SET TASK A: Rewrite the records from their first line through the line containing "import-button-label: Import bbox=[371, 265, 408, 280]", inclusive, swapping "savedrecs (3).ciw" for "library_export.ciw" and leaving everything else in those lines unchanged.

SELECTED TEXT:
+ + + +

Wildlife conservation groups have long worked to bolster America’s trumpeter swan population in the Mississippi River Valley. About 10,000 trumpeter swans reside in the area today, and conservationists have released 70 of them in Arkansas in an attempt to teach them to migrate north.

But conservationists worry that the mute swan is a threat to the growth of the trumpeter species. A mute swan consumes an average of 8 pounds of vegetation daily and destroys 20 pounds more with its feeding method of ripping plants from the root, Rowe said.

Game and Fish Regional Wildlife Supervisor Randall Billington said the species’ territorial nature also scares away other animals.

“They’re the pit bull of the waterfowl world,” Billington said. “We don’t need them here in Arkansas.”

Michigan hosts about 15,000 mute swans, and they’re listed as nuisance species in states including Oregon and Washington. Rowe said Michigan Game and Fish workers have resorted to shooting the birds with shotguns to control the population.

But lake-area residents in Perryville said the male swan they’d come to know after five years wasn’t particularly aggressive. While it bristled when other waterfowl approached the cygnets and was territorial of its nesting area, Mallards living in the lake simply moved to the other side, Fite said.

Fite and her husband, as well as at least nine other residents, began feeding the male mute swan when an unknown person released it and several others on the lake. Fite would give the swan the same dry food she fed her dachshund. The swan would often walk around to the front of her home to catch her attention in the window by ruffling its feathers and even slept in her yard.

“He was real affectionatelike. Of course, I never tried to pet him,” she said with a laugh. “He’s a wild animal.”

When a female trumpeter swan found a home in the lake and the two mated, Rowe got calls from area residents who noticed the female’s green collar - a sort of visual tracking device - and let her know about the cygnets.

Fite said she tried to persuade the Game and Fish workers to leave the swans alone, but it was no use.

“Everybody was real attached to them,” she said. “It’s just not right. They weren’t hurting anyone.”

Euthanizing the swans was a tough decision for Rowe, who says she is an animal lover.

“I can promise you they did not suffer,” she said. “But we had to make a decision - [should we] do what’s best for those five swans, or do we want what’s best for the 10,000 swans in the Mississippi River Valley? We chose to protect the other 10,000 swans.”

The cygnets’ carcasses will be sent to a testing facility, Rowe said. As for why the commission killed the hybrid cygnets, John Cornely of the Trumpeter Swan Society said hybrids are legally treated as mute swans and therefore aren’t protected by federal law.

“Interbreeding is usually not a good thing,” he said. “A lot of it is just an unknown. We don’t know what would happen or even whether they’d survive and what kind of impact they’d have.”

Fite said she feels heartbroken over the loss of the swans.

“I just wish we hadn’t fed them in the first place,” she said. “If we’d known it would end like this, we would never have done it.”

+ + + +

SET TASK B: Copy the passage of the swan article between "Wildlife conservation groups" and "root, Rowe said.", inclusive, word for word.

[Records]
+ + + +

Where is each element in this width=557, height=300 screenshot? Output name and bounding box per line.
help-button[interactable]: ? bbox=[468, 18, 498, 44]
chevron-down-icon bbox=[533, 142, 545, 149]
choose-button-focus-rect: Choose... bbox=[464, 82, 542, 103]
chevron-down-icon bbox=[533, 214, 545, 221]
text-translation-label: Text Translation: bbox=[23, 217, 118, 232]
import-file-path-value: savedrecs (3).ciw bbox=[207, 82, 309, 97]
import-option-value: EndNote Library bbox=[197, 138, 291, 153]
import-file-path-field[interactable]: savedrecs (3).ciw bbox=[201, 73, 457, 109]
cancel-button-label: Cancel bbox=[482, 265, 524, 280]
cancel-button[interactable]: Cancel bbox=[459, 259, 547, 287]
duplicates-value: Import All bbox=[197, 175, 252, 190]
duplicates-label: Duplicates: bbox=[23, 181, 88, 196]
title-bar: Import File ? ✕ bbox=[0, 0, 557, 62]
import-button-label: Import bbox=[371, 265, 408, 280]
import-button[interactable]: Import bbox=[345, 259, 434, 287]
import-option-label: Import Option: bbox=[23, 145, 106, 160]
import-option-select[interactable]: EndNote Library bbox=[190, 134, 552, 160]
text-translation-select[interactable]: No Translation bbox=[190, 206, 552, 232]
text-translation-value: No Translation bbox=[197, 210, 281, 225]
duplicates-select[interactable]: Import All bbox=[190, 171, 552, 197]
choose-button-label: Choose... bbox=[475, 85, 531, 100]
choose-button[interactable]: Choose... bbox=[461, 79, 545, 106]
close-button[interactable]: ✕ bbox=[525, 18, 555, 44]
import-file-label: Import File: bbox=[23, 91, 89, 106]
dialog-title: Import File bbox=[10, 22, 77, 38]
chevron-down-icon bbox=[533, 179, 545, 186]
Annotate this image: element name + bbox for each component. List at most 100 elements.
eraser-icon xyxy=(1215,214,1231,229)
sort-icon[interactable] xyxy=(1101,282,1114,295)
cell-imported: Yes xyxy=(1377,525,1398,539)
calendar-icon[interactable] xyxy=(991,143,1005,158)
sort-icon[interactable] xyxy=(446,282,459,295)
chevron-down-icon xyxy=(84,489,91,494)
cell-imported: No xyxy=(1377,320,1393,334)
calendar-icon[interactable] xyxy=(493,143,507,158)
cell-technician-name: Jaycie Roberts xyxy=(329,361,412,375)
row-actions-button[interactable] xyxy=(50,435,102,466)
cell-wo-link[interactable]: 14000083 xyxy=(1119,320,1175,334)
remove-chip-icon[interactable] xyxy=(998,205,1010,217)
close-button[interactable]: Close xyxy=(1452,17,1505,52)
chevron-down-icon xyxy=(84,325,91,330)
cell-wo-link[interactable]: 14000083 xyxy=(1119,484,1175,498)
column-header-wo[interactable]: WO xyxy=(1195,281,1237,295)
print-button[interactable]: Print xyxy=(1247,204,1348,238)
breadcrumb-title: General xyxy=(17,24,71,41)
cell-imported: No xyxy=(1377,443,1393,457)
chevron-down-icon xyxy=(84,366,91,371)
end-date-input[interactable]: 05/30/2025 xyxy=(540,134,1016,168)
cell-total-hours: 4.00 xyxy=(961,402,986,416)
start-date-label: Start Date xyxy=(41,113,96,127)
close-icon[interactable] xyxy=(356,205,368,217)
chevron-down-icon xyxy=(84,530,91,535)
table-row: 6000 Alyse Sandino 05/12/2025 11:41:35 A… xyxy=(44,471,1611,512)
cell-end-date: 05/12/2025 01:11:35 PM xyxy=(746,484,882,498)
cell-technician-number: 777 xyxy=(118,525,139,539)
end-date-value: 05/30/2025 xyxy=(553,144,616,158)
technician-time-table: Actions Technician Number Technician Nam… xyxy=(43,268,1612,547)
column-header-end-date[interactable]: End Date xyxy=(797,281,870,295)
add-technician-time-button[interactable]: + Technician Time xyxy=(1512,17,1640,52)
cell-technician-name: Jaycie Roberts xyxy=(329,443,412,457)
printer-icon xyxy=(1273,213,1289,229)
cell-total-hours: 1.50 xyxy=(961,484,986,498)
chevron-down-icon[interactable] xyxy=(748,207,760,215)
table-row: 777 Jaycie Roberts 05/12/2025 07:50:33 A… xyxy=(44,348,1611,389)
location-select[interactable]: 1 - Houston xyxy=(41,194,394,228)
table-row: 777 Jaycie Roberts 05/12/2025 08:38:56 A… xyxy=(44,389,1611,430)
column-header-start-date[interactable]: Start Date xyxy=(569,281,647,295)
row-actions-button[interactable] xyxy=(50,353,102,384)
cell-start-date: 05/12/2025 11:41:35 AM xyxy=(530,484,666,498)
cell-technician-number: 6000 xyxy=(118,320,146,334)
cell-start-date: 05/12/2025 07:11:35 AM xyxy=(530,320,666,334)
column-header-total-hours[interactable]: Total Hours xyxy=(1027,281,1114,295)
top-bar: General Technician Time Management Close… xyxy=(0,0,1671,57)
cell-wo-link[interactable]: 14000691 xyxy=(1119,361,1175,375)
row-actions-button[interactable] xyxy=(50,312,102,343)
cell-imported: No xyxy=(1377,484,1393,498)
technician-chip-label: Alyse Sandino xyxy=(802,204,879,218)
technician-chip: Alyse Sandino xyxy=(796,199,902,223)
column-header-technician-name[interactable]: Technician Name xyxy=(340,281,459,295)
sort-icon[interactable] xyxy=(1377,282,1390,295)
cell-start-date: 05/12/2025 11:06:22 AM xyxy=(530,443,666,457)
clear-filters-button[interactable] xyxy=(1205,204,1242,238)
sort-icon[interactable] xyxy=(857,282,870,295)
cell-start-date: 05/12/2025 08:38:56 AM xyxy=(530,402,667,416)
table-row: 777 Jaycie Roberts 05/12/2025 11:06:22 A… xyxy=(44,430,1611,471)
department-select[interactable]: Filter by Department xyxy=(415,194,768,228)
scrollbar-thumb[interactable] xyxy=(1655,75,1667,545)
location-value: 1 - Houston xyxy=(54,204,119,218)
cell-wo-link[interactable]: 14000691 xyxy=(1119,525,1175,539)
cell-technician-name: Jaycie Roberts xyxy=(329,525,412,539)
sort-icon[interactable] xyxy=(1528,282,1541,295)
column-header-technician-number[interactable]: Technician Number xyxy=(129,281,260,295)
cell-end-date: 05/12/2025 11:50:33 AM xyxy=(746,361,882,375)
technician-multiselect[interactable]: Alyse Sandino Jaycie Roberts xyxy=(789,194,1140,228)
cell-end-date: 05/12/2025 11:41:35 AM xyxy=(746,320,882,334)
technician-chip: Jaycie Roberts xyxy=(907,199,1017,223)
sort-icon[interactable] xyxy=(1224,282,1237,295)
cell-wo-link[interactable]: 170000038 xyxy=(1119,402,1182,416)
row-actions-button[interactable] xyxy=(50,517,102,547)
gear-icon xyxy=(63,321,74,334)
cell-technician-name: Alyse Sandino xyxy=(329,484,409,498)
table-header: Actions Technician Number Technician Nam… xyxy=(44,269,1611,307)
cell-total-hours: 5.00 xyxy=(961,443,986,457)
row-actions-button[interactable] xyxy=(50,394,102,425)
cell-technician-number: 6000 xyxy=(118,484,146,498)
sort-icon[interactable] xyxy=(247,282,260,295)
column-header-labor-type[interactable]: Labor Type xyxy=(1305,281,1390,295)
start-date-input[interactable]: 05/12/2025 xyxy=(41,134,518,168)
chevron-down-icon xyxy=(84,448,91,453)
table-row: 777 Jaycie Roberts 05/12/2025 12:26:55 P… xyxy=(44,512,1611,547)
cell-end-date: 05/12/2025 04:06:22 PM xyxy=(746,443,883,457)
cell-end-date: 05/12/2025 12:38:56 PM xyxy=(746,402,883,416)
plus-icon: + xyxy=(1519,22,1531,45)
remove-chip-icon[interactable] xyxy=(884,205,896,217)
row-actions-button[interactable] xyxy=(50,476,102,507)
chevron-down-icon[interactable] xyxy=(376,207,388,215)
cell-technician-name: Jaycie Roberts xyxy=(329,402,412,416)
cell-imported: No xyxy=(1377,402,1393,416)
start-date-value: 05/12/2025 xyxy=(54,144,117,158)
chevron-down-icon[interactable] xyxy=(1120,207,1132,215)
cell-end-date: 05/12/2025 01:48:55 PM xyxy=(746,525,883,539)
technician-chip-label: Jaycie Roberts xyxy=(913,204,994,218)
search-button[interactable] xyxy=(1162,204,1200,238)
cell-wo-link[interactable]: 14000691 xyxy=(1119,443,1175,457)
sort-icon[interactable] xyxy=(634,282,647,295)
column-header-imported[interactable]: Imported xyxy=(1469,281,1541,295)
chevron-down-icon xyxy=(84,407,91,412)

+ + + +

EXPECTED OUTPUT A:
Where is each element in this width=557, height=300 screenshot? Output name and bounding box per line.
help-button[interactable]: ? bbox=[468, 18, 498, 44]
chevron-down-icon bbox=[533, 142, 545, 149]
choose-button-focus-rect: Choose... bbox=[464, 82, 542, 103]
chevron-down-icon bbox=[533, 214, 545, 221]
text-translation-label: Text Translation: bbox=[23, 217, 118, 232]
import-file-path-value: library_export.ciw bbox=[207, 82, 309, 97]
import-option-value: EndNote Library bbox=[197, 138, 291, 153]
import-file-path-field[interactable]: library_export.ciw bbox=[201, 73, 457, 109]
cancel-button-label: Cancel bbox=[482, 265, 524, 280]
cancel-button[interactable]: Cancel bbox=[459, 259, 547, 287]
duplicates-value: Import All bbox=[197, 175, 252, 190]
duplicates-label: Duplicates: bbox=[23, 181, 88, 196]
title-bar: Import File ? ✕ bbox=[0, 0, 557, 62]
import-button-label: Import bbox=[371, 265, 408, 280]

EXPECTED OUTPUT B:
Wildlife conservation groups have long worked to bolster America’s trumpeter swan population in the Mississippi River Valley. About 10,000 trumpeter swans reside in the area today, and conservationists have released 70 of them in Arkansas in an attempt to teach them to migrate north.

But conservationists worry that the mute swan is a threat to the growth of the trumpeter species. A mute swan consumes an average of 8 pounds of vegetation daily and destroys 20 pounds more with its feeding method of ripping plants from the root, Rowe said.